## Task
The exercise asks you to copy every line below in which "Sultan" appears.

## Materials provided
▽

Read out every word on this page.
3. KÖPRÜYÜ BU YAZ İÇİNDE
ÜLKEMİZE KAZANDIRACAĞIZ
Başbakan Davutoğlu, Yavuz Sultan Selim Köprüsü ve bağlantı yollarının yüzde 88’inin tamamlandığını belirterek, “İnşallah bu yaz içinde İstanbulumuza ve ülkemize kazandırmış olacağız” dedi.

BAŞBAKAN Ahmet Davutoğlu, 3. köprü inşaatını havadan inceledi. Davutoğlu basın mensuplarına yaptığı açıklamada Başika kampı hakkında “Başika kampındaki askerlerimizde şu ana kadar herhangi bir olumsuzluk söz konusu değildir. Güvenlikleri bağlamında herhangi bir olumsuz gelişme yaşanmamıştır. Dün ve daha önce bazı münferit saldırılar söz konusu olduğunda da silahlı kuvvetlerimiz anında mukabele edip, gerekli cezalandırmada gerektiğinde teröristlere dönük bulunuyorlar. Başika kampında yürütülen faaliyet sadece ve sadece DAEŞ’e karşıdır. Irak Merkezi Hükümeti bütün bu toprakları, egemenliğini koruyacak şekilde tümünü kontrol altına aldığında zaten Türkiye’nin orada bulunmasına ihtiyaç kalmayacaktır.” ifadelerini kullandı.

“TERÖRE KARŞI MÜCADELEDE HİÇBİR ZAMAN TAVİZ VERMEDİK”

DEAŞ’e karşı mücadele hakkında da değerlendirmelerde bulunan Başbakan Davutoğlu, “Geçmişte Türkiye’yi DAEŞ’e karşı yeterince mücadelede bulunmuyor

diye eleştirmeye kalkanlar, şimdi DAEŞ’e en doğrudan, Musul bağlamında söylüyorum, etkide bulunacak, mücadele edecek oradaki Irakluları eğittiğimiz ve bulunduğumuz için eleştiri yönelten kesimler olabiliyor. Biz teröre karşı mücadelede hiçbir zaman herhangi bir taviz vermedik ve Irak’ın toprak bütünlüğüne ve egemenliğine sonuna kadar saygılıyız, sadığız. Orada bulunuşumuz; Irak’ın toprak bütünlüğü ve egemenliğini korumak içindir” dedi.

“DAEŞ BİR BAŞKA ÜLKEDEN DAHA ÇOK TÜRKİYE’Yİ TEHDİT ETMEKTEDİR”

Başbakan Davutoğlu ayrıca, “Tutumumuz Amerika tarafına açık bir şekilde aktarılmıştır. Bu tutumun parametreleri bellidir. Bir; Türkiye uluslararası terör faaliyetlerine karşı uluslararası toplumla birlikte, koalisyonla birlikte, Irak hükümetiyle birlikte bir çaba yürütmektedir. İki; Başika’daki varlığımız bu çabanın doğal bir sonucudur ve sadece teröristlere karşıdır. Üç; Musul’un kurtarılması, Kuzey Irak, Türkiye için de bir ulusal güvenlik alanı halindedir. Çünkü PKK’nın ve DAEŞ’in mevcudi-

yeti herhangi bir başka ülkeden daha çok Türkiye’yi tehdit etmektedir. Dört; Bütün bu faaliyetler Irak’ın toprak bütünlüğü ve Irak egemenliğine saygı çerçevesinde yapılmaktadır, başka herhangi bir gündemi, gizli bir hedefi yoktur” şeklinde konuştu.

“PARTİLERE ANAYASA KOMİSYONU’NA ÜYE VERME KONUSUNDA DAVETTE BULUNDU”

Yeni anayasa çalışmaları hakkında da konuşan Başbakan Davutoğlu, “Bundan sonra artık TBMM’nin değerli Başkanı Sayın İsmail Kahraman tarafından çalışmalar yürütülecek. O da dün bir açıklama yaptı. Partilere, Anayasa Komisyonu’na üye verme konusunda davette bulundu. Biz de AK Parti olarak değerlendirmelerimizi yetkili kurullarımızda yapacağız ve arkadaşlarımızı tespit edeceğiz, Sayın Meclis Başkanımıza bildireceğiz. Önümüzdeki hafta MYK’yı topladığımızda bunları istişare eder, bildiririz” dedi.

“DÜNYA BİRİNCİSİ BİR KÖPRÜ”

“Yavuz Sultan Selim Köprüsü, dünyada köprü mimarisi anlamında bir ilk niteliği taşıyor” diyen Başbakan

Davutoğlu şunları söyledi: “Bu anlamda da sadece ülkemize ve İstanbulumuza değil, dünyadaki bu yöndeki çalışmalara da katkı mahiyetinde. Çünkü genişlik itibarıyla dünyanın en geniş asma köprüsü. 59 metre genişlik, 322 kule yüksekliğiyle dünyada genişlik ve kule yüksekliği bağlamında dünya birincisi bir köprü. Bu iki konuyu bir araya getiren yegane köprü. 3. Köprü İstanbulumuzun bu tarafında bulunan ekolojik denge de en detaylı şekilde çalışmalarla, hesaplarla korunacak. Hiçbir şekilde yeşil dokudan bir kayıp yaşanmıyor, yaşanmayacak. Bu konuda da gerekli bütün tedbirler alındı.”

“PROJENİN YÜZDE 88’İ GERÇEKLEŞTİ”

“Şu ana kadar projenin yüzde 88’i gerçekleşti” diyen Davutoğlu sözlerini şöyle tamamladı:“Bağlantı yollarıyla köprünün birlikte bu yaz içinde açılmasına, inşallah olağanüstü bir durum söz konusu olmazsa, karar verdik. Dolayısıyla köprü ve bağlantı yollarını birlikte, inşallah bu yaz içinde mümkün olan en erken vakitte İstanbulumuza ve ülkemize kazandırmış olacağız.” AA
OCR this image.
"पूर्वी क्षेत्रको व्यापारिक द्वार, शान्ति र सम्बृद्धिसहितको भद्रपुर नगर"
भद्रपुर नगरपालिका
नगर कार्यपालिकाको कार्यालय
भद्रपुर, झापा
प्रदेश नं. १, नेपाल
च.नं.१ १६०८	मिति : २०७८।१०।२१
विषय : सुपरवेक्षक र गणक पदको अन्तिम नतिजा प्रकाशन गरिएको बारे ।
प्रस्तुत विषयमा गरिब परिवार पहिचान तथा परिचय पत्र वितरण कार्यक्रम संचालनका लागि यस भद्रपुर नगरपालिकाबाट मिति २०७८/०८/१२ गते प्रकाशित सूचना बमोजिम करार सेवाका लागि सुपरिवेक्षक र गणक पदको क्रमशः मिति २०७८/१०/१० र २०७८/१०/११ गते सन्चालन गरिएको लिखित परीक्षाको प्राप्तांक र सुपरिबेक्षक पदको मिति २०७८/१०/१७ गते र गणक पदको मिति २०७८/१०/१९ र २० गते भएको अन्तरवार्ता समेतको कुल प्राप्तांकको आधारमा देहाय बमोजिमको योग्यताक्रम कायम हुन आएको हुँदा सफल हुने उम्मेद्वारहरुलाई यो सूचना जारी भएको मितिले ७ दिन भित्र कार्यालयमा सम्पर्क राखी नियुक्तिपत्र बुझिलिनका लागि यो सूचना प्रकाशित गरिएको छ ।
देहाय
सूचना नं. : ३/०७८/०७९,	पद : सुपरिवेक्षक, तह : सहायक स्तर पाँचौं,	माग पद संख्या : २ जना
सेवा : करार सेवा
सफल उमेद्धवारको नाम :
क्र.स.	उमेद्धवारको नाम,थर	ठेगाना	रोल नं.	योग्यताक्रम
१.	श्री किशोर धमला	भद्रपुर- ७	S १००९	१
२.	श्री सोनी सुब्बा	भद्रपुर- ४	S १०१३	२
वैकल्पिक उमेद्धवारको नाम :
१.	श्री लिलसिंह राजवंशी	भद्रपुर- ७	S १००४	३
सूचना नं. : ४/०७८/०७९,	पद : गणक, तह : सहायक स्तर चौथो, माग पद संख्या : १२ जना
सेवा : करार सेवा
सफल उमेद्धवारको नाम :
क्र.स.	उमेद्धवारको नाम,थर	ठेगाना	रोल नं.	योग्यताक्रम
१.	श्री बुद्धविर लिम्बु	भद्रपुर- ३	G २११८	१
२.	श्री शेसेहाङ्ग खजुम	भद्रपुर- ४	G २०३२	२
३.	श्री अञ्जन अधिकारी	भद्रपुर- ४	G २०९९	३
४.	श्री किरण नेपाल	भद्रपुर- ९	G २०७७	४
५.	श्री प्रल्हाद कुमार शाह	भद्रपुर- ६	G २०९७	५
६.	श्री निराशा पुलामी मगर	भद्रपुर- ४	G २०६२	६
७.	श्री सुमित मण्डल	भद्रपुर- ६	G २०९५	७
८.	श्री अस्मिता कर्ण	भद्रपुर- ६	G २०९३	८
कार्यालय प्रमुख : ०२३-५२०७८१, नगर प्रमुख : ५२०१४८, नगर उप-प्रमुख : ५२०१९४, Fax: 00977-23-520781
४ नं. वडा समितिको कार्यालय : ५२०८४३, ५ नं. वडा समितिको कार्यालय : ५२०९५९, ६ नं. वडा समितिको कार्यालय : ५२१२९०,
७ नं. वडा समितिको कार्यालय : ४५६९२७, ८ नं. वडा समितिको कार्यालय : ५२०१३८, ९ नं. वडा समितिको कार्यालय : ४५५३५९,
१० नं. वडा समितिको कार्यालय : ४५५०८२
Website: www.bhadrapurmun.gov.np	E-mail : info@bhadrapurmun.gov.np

△

## Solution to the exercise
Başbakan Davutoğlu, Yavuz Sultan Selim Köprüsü ve bağlantı yollarının yüzde 88’inin tamamlandığını belirterek, “İnşallah bu yaz içinde İstanbulumuza ve ülkemize kazandırmış olacağız” dedi.
“Yavuz Sultan Selim Köprüsü, dünyada köprü mimarisi anlamında bir ilk niteliği taşıyor” diyen Başbakan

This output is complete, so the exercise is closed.